SET PROBLEM
Copy out the listing that follows exactly, dropping every picture.

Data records
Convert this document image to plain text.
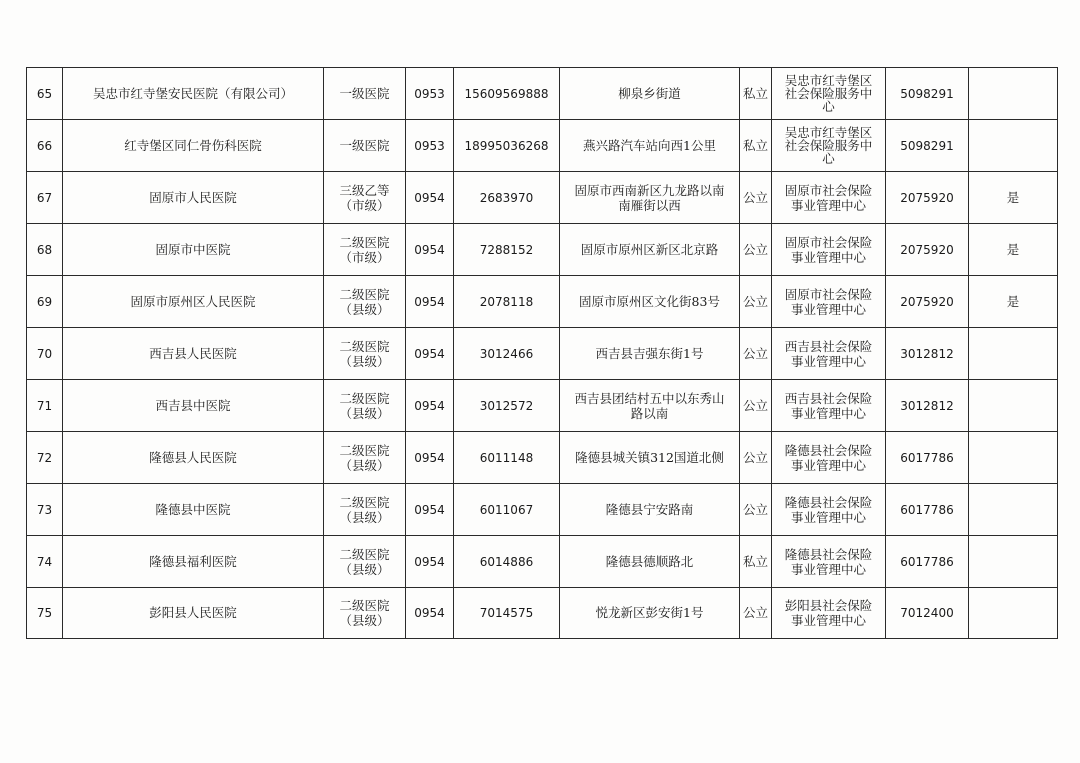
65	吴忠市红寺堡安民医院（有限公司）	一级医院	0953	15609569888	柳泉乡街道	私立	吴忠市红寺堡区
社会保险服务中
心	5098291	
66	红寺堡区同仁骨伤科医院	一级医院	0953	18995036268	燕兴路汽车站向西1公里	私立	吴忠市红寺堡区
社会保险服务中
心	5098291	
67	固原市人民医院	三级乙等
（市级）	0954	2683970	固原市西南新区九龙路以南
南雁街以西	公立	固原市社会保险
事业管理中心	2075920	是
68	固原市中医院	二级医院
（市级）	0954	7288152	固原市原州区新区北京路	公立	固原市社会保险
事业管理中心	2075920	是
69	固原市原州区人民医院	二级医院
（县级）	0954	2078118	固原市原州区文化街83号	公立	固原市社会保险
事业管理中心	2075920	是
70	西吉县人民医院	二级医院
（县级）	0954	3012466	西吉县吉强东街1号	公立	西吉县社会保险
事业管理中心	3012812	
71	西吉县中医院	二级医院
（县级）	0954	3012572	西吉县团结村五中以东秀山
路以南	公立	西吉县社会保险
事业管理中心	3012812	
72	隆德县人民医院	二级医院
（县级）	0954	6011148	隆德县城关镇312国道北侧	公立	隆德县社会保险
事业管理中心	6017786	
73	隆德县中医院	二级医院
（县级）	0954	6011067	隆德县宁安路南	公立	隆德县社会保险
事业管理中心	6017786	
74	隆德县福利医院	二级医院
（县级）	0954	6014886	隆德县德顺路北	私立	隆德县社会保险
事业管理中心	6017786	
75	彭阳县人民医院	二级医院
（县级）	0954	7014575	悦龙新区彭安街1号	公立	彭阳县社会保险
事业管理中心	7012400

TASK SOLUTION
Convert this document image to plain text.
65	吴忠市红寺堡安民医院（有限公司）	一级医院	0953	15609569888	柳泉乡街道	私立	吴忠市红寺堡区
社会保险服务中
心	5098291	
66	红寺堡区同仁骨伤科医院	一级医院	0953	18995036268	燕兴路汽车站向西1公里	私立	吴忠市红寺堡区
社会保险服务中
心	5098291	
67	固原市人民医院	三级乙等
（市级）	0954	2683970	固原市西南新区九龙路以南
南雁街以西	公立	固原市社会保险
事业管理中心	2075920	是
68	固原市中医院	二级医院
（市级）	0954	7288152	固原市原州区新区北京路	公立	固原市社会保险
事业管理中心	2075920	是
69	固原市原州区人民医院	二级医院
（县级）	0954	2078118	固原市原州区文化街83号	公立	固原市社会保险
事业管理中心	2075920	是
70	西吉县人民医院	二级医院
（县级）	0954	3012466	西吉县吉强东街1号	公立	西吉县社会保险
事业管理中心	3012812	
71	西吉县中医院	二级医院
（县级）	0954	3012572	西吉县团结村五中以东秀山
路以南	公立	西吉县社会保险
事业管理中心	3012812	
72	隆德县人民医院	二级医院
（县级）	0954	6011148	隆德县城关镇312国道北侧	公立	隆德县社会保险
事业管理中心	6017786	
73	隆德县中医院	二级医院
（县级）	0954	6011067	隆德县宁安路南	公立	隆德县社会保险
事业管理中心	6017786	
74	隆德县福利医院	二级医院
（县级）	0954	6014886	隆德县德顺路北	私立	隆德县社会保险
事业管理中心	6017786	
75	彭阳县人民医院	二级医院
（县级）	0954	7014575	悦龙新区彭安街1号	公立	彭阳县社会保险
事业管理中心	7012400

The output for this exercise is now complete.